Begin Material supplied

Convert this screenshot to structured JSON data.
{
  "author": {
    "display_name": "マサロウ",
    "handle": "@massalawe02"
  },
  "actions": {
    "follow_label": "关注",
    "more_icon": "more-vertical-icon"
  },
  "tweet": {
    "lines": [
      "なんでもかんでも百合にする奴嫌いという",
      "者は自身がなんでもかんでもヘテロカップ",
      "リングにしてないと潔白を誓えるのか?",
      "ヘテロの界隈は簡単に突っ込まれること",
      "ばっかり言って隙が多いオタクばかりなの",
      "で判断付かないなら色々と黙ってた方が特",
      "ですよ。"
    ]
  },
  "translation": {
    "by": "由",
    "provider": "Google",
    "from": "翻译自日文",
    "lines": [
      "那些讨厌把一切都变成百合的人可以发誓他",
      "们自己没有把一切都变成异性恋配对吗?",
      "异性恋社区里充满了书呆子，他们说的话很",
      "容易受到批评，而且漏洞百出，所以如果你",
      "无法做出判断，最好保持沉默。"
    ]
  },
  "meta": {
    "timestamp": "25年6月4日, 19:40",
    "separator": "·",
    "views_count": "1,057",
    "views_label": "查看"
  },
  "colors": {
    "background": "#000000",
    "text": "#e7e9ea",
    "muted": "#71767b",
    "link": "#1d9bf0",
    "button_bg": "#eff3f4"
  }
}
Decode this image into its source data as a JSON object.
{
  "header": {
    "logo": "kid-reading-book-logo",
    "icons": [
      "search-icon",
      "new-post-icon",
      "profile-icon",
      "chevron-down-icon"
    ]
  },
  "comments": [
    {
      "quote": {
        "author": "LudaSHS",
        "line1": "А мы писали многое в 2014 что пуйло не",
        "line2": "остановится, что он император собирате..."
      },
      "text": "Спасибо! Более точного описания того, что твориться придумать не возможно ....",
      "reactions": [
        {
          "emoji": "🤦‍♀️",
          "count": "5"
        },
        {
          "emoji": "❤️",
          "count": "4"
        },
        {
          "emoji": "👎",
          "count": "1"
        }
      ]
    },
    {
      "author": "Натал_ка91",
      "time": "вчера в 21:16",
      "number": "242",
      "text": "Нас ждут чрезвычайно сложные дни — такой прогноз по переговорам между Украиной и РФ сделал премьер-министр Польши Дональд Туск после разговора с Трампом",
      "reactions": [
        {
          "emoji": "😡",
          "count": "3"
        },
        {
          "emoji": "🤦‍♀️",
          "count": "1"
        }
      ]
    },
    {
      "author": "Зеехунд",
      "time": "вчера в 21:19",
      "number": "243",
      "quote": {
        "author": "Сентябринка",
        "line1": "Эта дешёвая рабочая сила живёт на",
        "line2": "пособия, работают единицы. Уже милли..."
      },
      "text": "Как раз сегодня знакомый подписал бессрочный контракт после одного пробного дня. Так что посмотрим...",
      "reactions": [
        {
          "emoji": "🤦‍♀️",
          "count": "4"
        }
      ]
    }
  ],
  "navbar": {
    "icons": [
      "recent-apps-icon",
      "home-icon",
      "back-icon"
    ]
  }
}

End Material supplied

» **Exercise instructions**
Reproduce all of the records exactly.

» **Written response**
Convert this screenshot to structured JSON data.
{
  "author": {
    "display_name": "マサロウ",
    "handle": "@massalawe02"
  },
  "actions": {
    "follow_label": "关注",
    "more_icon": "more-vertical-icon"
  },
  "tweet": {
    "lines": [
      "なんでもかんでも百合にする奴嫌いという",
      "者は自身がなんでもかんでもヘテロカップ",
      "リングにしてないと潔白を誓えるのか?",
      "ヘテロの界隈は簡単に突っ込まれること",
      "ばっかり言って隙が多いオタクばかりなの",
      "で判断付かないなら色々と黙ってた方が特",
      "ですよ。"
    ]
  },
  "translation": {
    "by": "由",
    "provider": "Google",
    "from": "翻译自日文",
    "lines": [
      "那些讨厌把一切都变成百合的人可以发誓他",
      "们自己没有把一切都变成异性恋配对吗?",
      "异性恋社区里充满了书呆子，他们说的话很",
      "容易受到批评，而且漏洞百出，所以如果你",
      "无法做出判断，最好保持沉默。"
    ]
  },
  "meta": {
    "timestamp": "25年6月4日, 19:40",
    "separator": "·",
    "views_count": "1,057",
    "views_label": "查看"
  },
  "colors": {
    "background": "#000000",
    "text": "#e7e9ea",
    "muted": "#71767b",
    "link": "#1d9bf0",
    "button_bg": "#eff3f4"
  }
}
Decode this image into its source data as a JSON object.
{
  "header": {
    "logo": "kid-reading-book-logo",
    "icons": [
      "search-icon",
      "new-post-icon",
      "profile-icon",
      "chevron-down-icon"
    ]
  },
  "comments": [
    {
      "quote": {
        "author": "LudaSHS",
        "line1": "А мы писали многое в 2014 что пуйло не",
        "line2": "остановится, что он император собирате..."
      },
      "text": "Спасибо! Более точного описания того, что твориться придумать не возможно ....",
      "reactions": [
        {
          "emoji": "🤦‍♀️",
          "count": "5"
        },
        {
          "emoji": "❤️",
          "count": "4"
        },
        {
          "emoji": "👎",
          "count": "1"
        }
      ]
    },
    {
      "author": "Натал_ка91",
      "time": "вчера в 21:16",
      "number": "242",
      "text": "Нас ждут чрезвычайно сложные дни — такой прогноз по переговорам между Украиной и РФ сделал премьер-министр Польши Дональд Туск после разговора с Трампом",
      "reactions": [
        {
          "emoji": "😡",
          "count": "3"
        },
        {
          "emoji": "🤦‍♀️",
          "count": "1"
        }
      ]
    },
    {
      "author": "Зеехунд",
      "time": "вчера в 21:19",
      "number": "243",
      "quote": {
        "author": "Сентябринка",
        "line1": "Эта дешёвая рабочая сила живёт на",
        "line2": "пособия, работают единицы. Уже милли..."
      },
      "text": "Как раз сегодня знакомый подписал бессрочный контракт после одного пробного дня. Так что посмотрим...",
      "reactions": [
        {
          "emoji": "🤦‍♀️",
          "count": "4"
        }
      ]
    }
  ],
  "navbar": {
    "icons": [
      "recent-apps-icon",
      "home-icon",
      "back-icon"
    ]
  }
}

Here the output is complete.